-- OBJECTIVE --
Reproduce each line from the records that holds "三界路飨祭".

-- INFORMATION GIVEN --

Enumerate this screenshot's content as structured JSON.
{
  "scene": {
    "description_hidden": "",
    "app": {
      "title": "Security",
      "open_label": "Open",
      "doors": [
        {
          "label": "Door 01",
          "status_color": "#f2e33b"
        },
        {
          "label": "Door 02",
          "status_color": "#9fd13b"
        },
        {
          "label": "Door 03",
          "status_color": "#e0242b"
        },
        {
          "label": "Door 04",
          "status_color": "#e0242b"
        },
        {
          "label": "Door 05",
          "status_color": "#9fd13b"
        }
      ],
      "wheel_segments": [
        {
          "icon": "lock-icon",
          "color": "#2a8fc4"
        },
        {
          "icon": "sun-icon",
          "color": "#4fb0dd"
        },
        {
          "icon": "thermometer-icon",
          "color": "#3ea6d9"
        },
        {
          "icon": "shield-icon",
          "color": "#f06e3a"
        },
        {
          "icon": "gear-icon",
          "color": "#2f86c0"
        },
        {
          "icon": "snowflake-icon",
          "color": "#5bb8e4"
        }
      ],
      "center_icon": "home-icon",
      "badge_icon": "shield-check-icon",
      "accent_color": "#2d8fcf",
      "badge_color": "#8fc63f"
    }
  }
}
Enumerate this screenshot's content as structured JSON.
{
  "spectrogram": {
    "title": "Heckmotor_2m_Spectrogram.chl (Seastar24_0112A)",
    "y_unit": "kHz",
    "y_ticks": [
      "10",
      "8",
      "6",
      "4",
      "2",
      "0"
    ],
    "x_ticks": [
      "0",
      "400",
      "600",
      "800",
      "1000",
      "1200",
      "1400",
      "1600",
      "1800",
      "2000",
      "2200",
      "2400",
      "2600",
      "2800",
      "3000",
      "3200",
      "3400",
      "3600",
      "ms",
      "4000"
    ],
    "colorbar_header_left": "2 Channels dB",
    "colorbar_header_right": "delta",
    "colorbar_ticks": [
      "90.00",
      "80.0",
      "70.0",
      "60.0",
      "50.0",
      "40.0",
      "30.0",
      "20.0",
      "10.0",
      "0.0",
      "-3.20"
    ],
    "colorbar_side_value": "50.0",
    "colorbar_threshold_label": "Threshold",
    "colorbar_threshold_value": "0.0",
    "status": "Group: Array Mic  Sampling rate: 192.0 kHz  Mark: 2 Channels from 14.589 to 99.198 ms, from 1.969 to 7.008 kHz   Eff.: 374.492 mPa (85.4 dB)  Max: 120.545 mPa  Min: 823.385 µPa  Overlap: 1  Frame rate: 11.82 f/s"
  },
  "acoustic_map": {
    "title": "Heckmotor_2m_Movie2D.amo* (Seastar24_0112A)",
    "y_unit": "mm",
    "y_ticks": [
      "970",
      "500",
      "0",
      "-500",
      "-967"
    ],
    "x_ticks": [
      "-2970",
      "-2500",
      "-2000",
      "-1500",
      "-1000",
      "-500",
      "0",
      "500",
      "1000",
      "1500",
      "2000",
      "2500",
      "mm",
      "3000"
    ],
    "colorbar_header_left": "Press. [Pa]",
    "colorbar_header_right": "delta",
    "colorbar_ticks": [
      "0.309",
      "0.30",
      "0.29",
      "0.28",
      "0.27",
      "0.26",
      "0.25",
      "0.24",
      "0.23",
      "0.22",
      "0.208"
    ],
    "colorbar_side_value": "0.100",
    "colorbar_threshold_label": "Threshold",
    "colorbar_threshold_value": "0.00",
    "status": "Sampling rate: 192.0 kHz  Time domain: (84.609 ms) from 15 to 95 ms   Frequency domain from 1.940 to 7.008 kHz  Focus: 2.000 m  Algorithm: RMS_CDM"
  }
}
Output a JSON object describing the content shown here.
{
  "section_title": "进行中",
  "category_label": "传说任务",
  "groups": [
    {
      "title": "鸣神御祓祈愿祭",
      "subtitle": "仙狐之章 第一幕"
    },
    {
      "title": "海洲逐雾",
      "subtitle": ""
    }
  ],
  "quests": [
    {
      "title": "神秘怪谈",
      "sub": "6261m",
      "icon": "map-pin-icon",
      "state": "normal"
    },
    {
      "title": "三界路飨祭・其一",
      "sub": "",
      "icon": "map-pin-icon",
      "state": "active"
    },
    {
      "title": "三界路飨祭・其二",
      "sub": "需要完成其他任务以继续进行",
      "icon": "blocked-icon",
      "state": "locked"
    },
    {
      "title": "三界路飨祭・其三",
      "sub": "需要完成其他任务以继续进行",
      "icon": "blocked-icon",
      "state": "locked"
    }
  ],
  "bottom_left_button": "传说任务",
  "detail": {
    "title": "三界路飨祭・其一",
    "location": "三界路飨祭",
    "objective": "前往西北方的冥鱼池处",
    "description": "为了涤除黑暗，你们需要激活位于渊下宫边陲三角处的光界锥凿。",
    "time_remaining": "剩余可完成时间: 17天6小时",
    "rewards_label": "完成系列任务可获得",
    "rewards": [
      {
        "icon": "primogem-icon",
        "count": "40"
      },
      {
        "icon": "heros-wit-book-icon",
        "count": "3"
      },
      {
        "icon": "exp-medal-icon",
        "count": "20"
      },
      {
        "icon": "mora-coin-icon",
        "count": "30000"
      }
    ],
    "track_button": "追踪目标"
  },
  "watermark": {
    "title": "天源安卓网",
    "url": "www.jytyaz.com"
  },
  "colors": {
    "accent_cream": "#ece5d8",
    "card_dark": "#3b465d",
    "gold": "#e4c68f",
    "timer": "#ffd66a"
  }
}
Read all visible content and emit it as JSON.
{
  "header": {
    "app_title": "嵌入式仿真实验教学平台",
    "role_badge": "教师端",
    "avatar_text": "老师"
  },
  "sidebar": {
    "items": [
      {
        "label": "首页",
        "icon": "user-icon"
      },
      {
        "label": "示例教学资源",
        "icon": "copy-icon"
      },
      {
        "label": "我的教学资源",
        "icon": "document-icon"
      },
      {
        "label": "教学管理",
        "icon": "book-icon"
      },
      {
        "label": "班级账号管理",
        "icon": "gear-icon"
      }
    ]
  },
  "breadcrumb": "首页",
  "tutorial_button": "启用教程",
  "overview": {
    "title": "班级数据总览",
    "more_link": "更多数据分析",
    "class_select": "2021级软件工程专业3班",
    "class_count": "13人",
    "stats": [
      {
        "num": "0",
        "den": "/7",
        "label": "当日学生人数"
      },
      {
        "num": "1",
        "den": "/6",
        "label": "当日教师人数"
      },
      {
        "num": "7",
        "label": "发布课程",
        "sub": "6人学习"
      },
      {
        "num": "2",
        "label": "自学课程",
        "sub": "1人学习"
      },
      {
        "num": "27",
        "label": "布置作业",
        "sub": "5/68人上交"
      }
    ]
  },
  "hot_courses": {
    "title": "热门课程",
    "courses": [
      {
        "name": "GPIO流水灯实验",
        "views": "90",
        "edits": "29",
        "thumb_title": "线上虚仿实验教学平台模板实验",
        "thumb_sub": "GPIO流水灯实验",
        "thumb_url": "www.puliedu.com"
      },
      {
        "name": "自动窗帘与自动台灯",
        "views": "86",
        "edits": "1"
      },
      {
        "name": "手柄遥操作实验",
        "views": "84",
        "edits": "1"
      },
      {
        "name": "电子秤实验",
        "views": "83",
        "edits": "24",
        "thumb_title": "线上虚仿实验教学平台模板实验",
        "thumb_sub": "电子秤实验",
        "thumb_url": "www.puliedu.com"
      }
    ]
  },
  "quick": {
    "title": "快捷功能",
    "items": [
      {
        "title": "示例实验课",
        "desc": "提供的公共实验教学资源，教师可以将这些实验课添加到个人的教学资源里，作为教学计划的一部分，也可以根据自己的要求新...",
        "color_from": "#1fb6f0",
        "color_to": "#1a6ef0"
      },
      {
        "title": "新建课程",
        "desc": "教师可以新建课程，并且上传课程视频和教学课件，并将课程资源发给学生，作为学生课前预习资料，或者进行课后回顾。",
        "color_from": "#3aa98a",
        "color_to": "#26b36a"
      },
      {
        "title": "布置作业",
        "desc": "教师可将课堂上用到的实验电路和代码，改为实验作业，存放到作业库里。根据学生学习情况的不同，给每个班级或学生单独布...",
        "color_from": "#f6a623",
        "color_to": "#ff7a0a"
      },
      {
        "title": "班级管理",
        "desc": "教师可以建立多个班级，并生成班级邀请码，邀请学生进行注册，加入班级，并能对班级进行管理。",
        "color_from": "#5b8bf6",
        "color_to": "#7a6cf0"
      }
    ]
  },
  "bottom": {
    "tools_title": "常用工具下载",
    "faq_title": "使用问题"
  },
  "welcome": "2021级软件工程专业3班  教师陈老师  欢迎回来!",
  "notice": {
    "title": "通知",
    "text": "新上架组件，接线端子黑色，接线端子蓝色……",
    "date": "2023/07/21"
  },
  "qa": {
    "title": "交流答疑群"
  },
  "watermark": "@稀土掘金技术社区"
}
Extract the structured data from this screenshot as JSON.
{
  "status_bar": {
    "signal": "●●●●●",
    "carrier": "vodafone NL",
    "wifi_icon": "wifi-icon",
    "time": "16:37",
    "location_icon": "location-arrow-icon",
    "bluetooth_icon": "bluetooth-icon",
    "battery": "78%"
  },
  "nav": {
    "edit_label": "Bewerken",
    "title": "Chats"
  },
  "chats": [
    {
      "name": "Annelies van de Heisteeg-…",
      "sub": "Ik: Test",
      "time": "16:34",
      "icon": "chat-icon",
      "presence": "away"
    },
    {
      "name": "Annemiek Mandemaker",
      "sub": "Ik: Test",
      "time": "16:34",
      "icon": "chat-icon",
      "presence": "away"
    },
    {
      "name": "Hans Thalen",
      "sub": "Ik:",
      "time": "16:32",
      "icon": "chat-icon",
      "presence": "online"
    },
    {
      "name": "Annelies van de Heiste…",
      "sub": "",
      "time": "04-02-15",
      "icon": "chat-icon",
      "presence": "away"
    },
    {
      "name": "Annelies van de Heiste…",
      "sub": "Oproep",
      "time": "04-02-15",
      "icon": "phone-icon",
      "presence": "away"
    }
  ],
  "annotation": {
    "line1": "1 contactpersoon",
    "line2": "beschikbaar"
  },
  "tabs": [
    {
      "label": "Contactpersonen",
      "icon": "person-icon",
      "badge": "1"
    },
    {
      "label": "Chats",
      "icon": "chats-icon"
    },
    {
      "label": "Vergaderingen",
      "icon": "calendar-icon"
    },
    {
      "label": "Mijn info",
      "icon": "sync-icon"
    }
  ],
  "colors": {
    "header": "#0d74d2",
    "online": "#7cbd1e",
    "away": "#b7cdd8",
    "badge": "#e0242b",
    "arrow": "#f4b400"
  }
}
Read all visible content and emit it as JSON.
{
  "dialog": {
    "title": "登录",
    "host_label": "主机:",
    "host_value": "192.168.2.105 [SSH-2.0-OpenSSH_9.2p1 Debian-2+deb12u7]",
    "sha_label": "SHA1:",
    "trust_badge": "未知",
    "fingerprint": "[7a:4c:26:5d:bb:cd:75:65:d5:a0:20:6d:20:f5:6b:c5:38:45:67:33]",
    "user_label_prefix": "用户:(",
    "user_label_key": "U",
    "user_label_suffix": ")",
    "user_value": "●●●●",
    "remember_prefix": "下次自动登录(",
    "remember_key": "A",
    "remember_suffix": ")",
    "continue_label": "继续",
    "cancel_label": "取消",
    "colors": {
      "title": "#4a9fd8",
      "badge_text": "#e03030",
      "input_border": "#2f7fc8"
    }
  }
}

-- SOLUTION FOR THIS EXERCISE --
      "title": "三界路飨祭・其一",
      "title": "三界路飨祭・其二",
      "title": "三界路飨祭・其三",
    "title": "三界路飨祭・其一",
    "location": "三界路飨祭",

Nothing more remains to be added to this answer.